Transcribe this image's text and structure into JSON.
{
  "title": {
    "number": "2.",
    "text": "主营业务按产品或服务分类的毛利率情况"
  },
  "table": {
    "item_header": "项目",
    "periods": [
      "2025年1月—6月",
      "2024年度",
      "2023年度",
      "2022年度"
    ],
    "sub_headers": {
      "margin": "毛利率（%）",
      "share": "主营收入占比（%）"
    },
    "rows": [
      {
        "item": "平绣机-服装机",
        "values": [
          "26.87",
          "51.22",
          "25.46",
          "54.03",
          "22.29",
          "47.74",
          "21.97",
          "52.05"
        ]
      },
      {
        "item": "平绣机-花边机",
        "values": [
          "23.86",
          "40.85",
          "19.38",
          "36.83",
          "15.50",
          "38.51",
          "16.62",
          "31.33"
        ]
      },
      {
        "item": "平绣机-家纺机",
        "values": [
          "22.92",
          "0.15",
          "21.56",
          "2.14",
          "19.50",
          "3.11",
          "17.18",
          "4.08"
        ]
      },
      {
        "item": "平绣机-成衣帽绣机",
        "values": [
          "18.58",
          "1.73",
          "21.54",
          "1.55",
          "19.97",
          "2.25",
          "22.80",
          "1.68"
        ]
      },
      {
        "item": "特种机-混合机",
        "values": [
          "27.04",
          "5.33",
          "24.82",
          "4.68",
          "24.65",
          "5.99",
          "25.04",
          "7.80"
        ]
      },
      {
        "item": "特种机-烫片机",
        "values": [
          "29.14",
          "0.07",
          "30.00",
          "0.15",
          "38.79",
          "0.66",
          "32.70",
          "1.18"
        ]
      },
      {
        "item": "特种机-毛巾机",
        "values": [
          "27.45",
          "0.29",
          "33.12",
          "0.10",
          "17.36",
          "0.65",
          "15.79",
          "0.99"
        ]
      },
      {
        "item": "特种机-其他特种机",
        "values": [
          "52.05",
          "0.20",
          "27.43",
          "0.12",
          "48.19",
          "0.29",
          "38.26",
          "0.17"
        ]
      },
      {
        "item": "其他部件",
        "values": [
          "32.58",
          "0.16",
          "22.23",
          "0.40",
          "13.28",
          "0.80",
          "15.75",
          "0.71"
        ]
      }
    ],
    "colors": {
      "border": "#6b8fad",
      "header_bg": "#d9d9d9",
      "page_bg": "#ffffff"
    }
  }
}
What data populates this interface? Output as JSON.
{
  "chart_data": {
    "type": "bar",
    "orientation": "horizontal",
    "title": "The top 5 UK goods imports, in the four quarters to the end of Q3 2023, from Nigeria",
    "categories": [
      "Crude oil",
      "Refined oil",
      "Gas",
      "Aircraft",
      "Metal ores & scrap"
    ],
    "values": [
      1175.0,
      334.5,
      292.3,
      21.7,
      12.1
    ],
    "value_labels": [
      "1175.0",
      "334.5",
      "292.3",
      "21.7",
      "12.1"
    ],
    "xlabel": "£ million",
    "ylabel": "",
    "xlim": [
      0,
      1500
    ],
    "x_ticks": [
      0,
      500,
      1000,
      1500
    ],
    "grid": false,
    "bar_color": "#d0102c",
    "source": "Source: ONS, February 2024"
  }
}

++++

* What the exercise asks: Copy out all of the data exactly, leaving nothing out.

* Solved exercise:
Transcribe this image's text and structure into JSON.
{
  "title": {
    "number": "2.",
    "text": "主营业务按产品或服务分类的毛利率情况"
  },
  "table": {
    "item_header": "项目",
    "periods": [
      "2025年1月—6月",
      "2024年度",
      "2023年度",
      "2022年度"
    ],
    "sub_headers": {
      "margin": "毛利率（%）",
      "share": "主营收入占比（%）"
    },
    "rows": [
      {
        "item": "平绣机-服装机",
        "values": [
          "26.87",
          "51.22",
          "25.46",
          "54.03",
          "22.29",
          "47.74",
          "21.97",
          "52.05"
        ]
      },
      {
        "item": "平绣机-花边机",
        "values": [
          "23.86",
          "40.85",
          "19.38",
          "36.83",
          "15.50",
          "38.51",
          "16.62",
          "31.33"
        ]
      },
      {
        "item": "平绣机-家纺机",
        "values": [
          "22.92",
          "0.15",
          "21.56",
          "2.14",
          "19.50",
          "3.11",
          "17.18",
          "4.08"
        ]
      },
      {
        "item": "平绣机-成衣帽绣机",
        "values": [
          "18.58",
          "1.73",
          "21.54",
          "1.55",
          "19.97",
          "2.25",
          "22.80",
          "1.68"
        ]
      },
      {
        "item": "特种机-混合机",
        "values": [
          "27.04",
          "5.33",
          "24.82",
          "4.68",
          "24.65",
          "5.99",
          "25.04",
          "7.80"
        ]
      },
      {
        "item": "特种机-烫片机",
        "values": [
          "29.14",
          "0.07",
          "30.00",
          "0.15",
          "38.79",
          "0.66",
          "32.70",
          "1.18"
        ]
      },
      {
        "item": "特种机-毛巾机",
        "values": [
          "27.45",
          "0.29",
          "33.12",
          "0.10",
          "17.36",
          "0.65",
          "15.79",
          "0.99"
        ]
      },
      {
        "item": "特种机-其他特种机",
        "values": [
          "52.05",
          "0.20",
          "27.43",
          "0.12",
          "48.19",
          "0.29",
          "38.26",
          "0.17"
        ]
      },
      {
        "item": "其他部件",
        "values": [
          "32.58",
          "0.16",
          "22.23",
          "0.40",
          "13.28",
          "0.80",
          "15.75",
          "0.71"
        ]
      }
    ],
    "colors": {
      "border": "#6b8fad",
      "header_bg": "#d9d9d9",
      "page_bg": "#ffffff"
    }
  }
}
What data populates this interface? Output as JSON.
{
  "chart_data": {
    "type": "bar",
    "orientation": "horizontal",
    "title": "The top 5 UK goods imports, in the four quarters to the end of Q3 2023, from Nigeria",
    "categories": [
      "Crude oil",
      "Refined oil",
      "Gas",
      "Aircraft",
      "Metal ores & scrap"
    ],
    "values": [
      1175.0,
      334.5,
      292.3,
      21.7,
      12.1
    ],
    "value_labels": [
      "1175.0",
      "334.5",
      "292.3",
      "21.7",
      "12.1"
    ],
    "xlabel": "£ million",
    "ylabel": "",
    "xlim": [
      0,
      1500
    ],
    "x_ticks": [
      0,
      500,
      1000,
      1500
    ],
    "grid": false,
    "bar_color": "#d0102c",
    "source": "Source: ONS, February 2024"
  }
}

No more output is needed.